▸ REQUIREMENT
Please transcribe the records precisely; pictures stay out of your copy.

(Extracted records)
===

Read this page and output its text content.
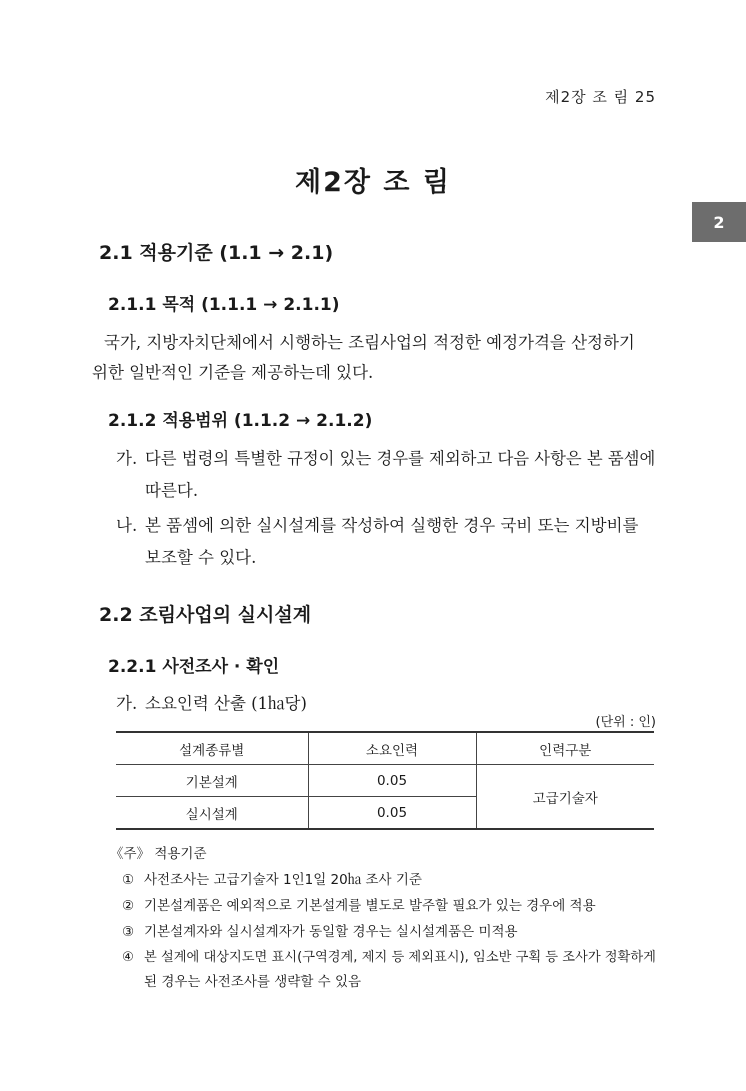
제2장 조 림 25
2
제2장 조 림
2.1 적용기준 (1.1 → 2.1)
2.1.1 목적 (1.1.1 → 2.1.1)
국가, 지방자치단체에서 시행하는 조림사업의 적정한 예정가격을 산정하기
위한 일반적인 기준을 제공하는데 있다.
2.1.2 적용범위 (1.1.2 → 2.1.2)
가. 다른 법령의 특별한 규정이 있는 경우를 제외하고 다음 사항은 본 품셈에
따른다.
나. 본 품셈에 의한 실시설계를 작성하여 실행한 경우 국비 또는 지방비를
보조할 수 있다.
2.2 조림사업의 실시설계
2.2.1 사전조사 · 확인
가. 소요인력 산출 (1㏊당)
(단위 : 인)
설계종류별	소요인력	인력구분
기본설계	0.05	고급기술자
실시설계	0.05	
《주》 적용기준
① 사전조사는 고급기술자 1인1일 20㏊ 조사 기준
② 기본설계품은 예외적으로 기본설계를 별도로 발주할 필요가 있는 경우에 적용
③ 기본설계자와 실시설계자가 동일할 경우는 실시설계품은 미적용
④ 본 설계에 대상지도면 표시(구역경계, 제지 등 제외표시), 임소반 구획 등 조사가 정확하게
된 경우는 사전조사를 생략할 수 있음
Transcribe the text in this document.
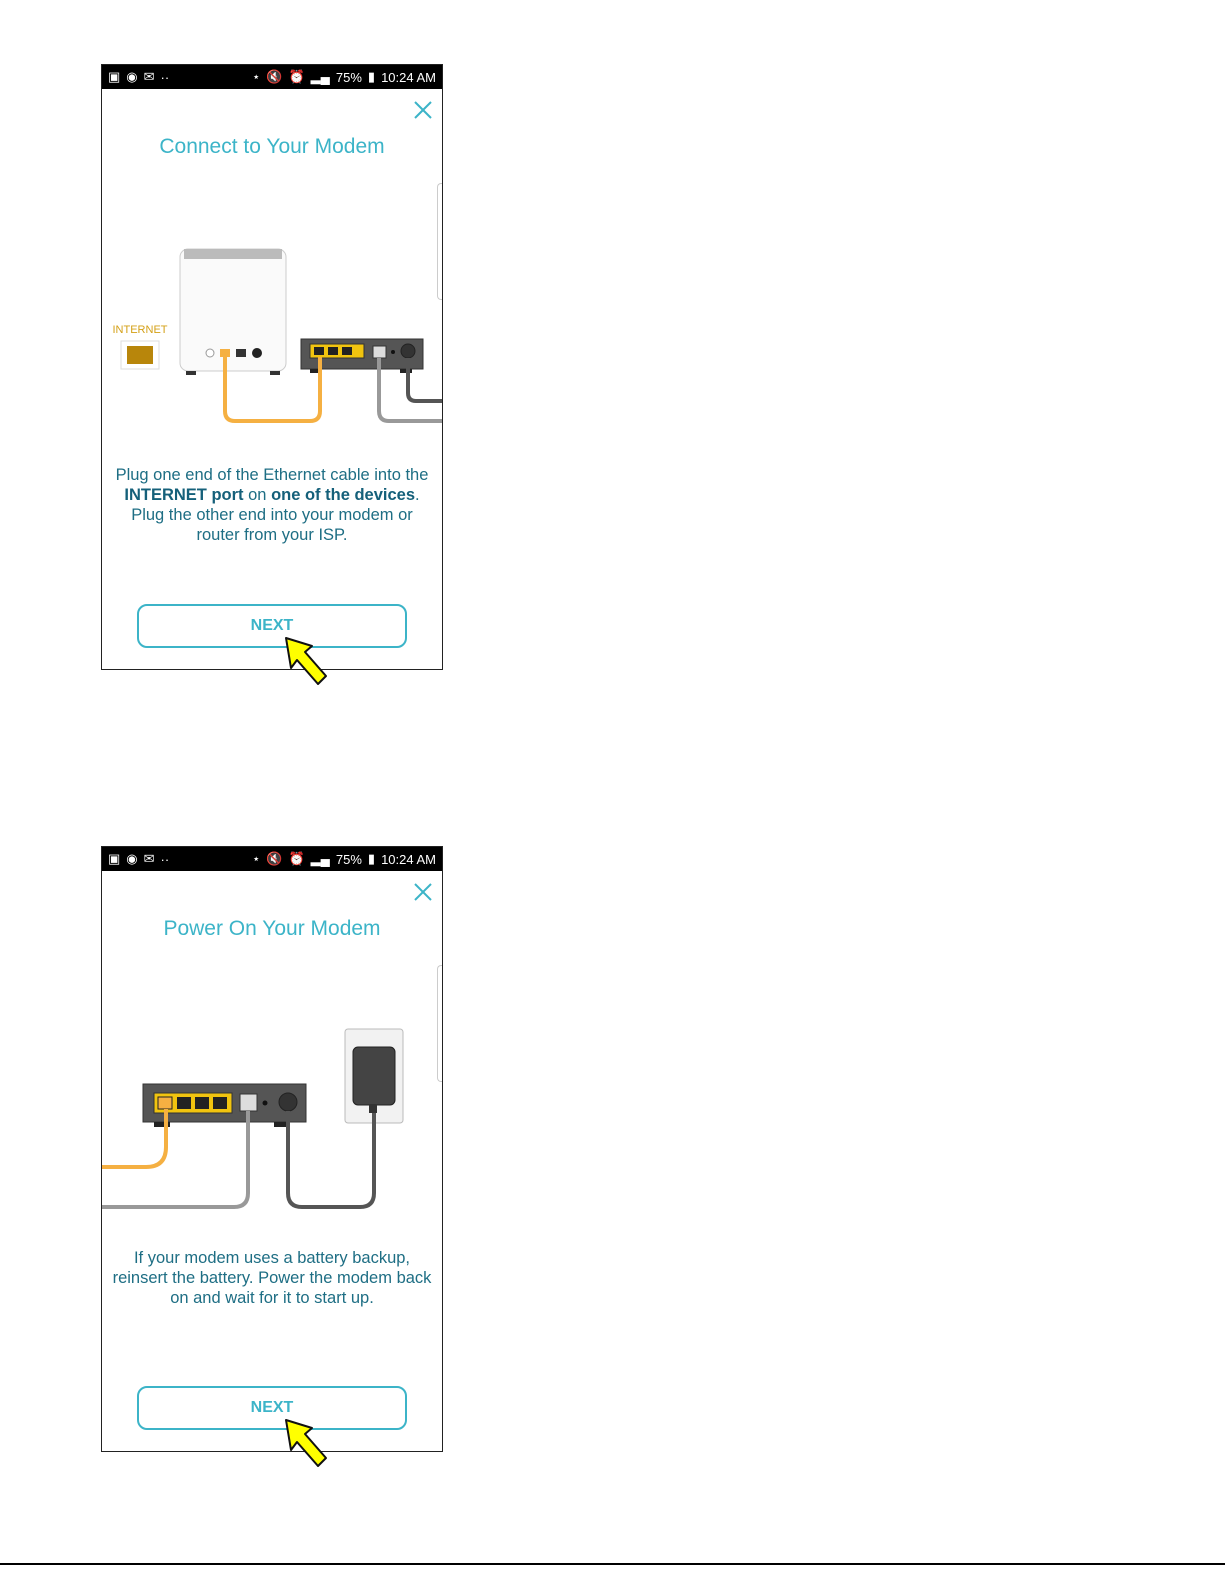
▣ ◉ ✉ ··	⋆ 🔇 ⏰ ▂▄ 75% ▮ 10:24 AM
Connect to Your Modem
INTERNET
Plug one end of the Ethernet cable into the INTERNET port on one of the devices. Plug the other end into your modem or router from your ISP.
NEXT
▣ ◉ ✉ ··	⋆ 🔇 ⏰ ▂▄ 75% ▮ 10:24 AM
Power On Your Modem
If your modem uses a battery backup, reinsert the battery. Power the modem back on and wait for it to start up.
NEXT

===

▸ SOLUTION TO THE EXERCISE
Read this page and output its text content.
제2장 조 림 25
2
제2장 조 림
2.1 적용기준 (1.1 → 2.1)
2.1.1 목적 (1.1.1 → 2.1.1)
국가, 지방자치단체에서 시행하는 조림사업의 적정한 예정가격을 산정하기
위한 일반적인 기준을 제공하는데 있다.
2.1.2 적용범위 (1.1.2 → 2.1.2)
가. 다른 법령의 특별한 규정이 있는 경우를 제외하고 다음 사항은 본 품셈에
따른다.
나. 본 품셈에 의한 실시설계를 작성하여 실행한 경우 국비 또는 지방비를
보조할 수 있다.
2.2 조림사업의 실시설계
2.2.1 사전조사 · 확인
가. 소요인력 산출 (1㏊당)
(단위 : 인)
설계종류별	소요인력	인력구분
기본설계	0.05	고급기술자
실시설계	0.05	
《주》 적용기준
① 사전조사는 고급기술자 1인1일 20㏊ 조사 기준
② 기본설계품은 예외적으로 기본설계를 별도로 발주할 필요가 있는 경우에 적용
③ 기본설계자와 실시설계자가 동일할 경우는 실시설계품은 미적용
④ 본 설계에 대상지도면 표시(구역경계, 제지 등 제외표시), 임소반 구획 등 조사가 정확하게
된 경우는 사전조사를 생략할 수 있음
Transcribe the text in this document.
▣ ◉ ✉ ··	⋆ 🔇 ⏰ ▂▄ 75% ▮ 10:24 AM
Connect to Your Modem
INTERNET
Plug one end of the Ethernet cable into the INTERNET port on one of the devices. Plug the other end into your modem or router from your ISP.
NEXT
▣ ◉ ✉ ··	⋆ 🔇 ⏰ ▂▄ 75% ▮ 10:24 AM
Power On Your Modem
If your modem uses a battery backup, reinsert the battery. Power the modem back on and wait for it to start up.
NEXT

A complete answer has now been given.